Return the count of lines that mention "involves", with no other words.

* Information supplied *
####################

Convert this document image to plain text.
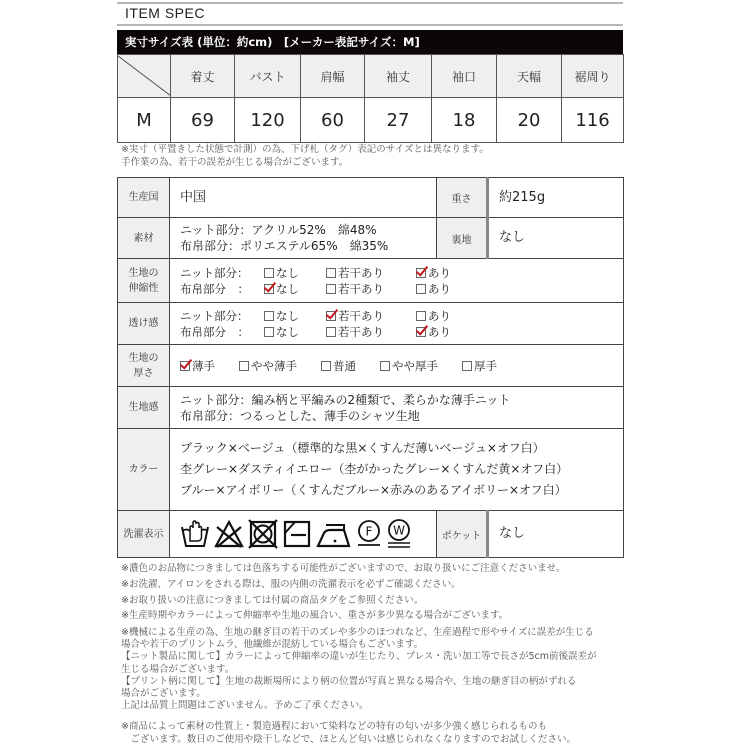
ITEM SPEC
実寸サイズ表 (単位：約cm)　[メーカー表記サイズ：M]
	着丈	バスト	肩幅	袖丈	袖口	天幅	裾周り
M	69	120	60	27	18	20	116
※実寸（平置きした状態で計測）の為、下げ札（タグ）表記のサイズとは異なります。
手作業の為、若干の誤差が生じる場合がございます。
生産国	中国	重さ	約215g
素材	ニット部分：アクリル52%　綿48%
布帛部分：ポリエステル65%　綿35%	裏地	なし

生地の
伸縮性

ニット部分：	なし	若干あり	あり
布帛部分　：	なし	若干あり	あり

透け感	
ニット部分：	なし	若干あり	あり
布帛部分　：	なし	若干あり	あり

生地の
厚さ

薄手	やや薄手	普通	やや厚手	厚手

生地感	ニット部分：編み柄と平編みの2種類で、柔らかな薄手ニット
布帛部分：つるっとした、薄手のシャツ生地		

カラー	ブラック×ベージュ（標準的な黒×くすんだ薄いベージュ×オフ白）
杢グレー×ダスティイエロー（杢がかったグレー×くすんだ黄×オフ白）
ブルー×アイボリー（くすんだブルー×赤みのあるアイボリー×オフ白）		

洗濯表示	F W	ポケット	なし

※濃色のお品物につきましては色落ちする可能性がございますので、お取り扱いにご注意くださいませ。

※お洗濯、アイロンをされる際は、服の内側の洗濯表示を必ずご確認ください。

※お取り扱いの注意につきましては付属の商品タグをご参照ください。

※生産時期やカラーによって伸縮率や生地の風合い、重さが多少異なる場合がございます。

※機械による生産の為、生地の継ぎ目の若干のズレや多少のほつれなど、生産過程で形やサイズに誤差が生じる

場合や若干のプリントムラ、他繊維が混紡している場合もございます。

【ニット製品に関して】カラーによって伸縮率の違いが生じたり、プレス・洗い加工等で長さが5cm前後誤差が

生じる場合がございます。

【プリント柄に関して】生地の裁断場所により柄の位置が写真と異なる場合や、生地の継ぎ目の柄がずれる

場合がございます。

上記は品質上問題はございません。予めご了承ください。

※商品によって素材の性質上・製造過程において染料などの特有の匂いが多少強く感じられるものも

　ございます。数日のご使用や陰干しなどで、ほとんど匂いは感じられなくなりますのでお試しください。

####################

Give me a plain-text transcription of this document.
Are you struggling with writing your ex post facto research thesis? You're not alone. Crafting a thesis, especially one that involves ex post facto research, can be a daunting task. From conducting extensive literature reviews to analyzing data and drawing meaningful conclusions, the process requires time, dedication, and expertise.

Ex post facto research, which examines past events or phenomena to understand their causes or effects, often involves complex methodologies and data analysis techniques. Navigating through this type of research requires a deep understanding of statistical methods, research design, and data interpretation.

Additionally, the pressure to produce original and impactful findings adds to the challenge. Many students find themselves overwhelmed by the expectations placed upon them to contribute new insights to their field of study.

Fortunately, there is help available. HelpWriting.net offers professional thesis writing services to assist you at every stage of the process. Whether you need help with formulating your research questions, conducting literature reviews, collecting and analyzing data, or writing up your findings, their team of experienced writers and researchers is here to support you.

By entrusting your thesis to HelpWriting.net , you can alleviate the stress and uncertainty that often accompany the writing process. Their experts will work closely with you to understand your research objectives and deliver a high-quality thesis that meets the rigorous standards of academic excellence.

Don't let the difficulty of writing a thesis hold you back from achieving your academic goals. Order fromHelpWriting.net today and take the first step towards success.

####################

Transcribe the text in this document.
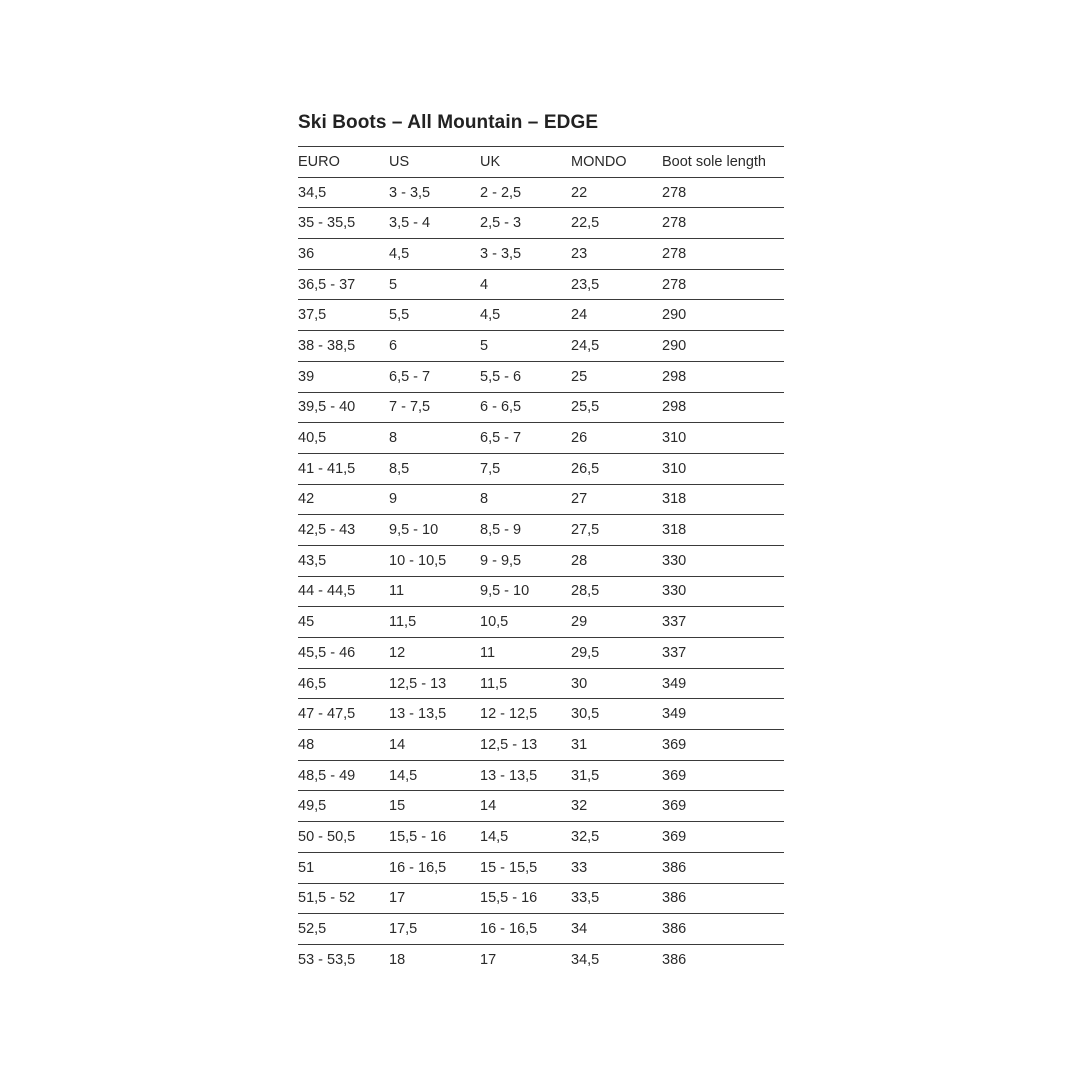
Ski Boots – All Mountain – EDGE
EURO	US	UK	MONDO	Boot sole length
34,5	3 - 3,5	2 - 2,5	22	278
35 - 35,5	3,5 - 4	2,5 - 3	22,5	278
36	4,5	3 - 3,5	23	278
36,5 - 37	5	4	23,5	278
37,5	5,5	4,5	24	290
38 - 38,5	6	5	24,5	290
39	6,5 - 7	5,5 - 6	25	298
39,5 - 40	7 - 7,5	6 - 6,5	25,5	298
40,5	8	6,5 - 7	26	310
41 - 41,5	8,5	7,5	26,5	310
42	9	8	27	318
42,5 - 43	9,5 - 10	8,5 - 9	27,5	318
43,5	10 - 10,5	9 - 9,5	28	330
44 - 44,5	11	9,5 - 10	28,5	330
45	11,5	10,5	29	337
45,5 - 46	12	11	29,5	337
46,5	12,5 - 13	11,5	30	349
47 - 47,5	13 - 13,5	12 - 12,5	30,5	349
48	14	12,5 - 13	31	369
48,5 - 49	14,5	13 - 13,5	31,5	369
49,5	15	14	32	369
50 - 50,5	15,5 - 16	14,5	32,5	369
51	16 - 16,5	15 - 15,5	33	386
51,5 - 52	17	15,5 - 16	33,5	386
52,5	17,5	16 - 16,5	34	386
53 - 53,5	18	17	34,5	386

####################

* Written answer *
2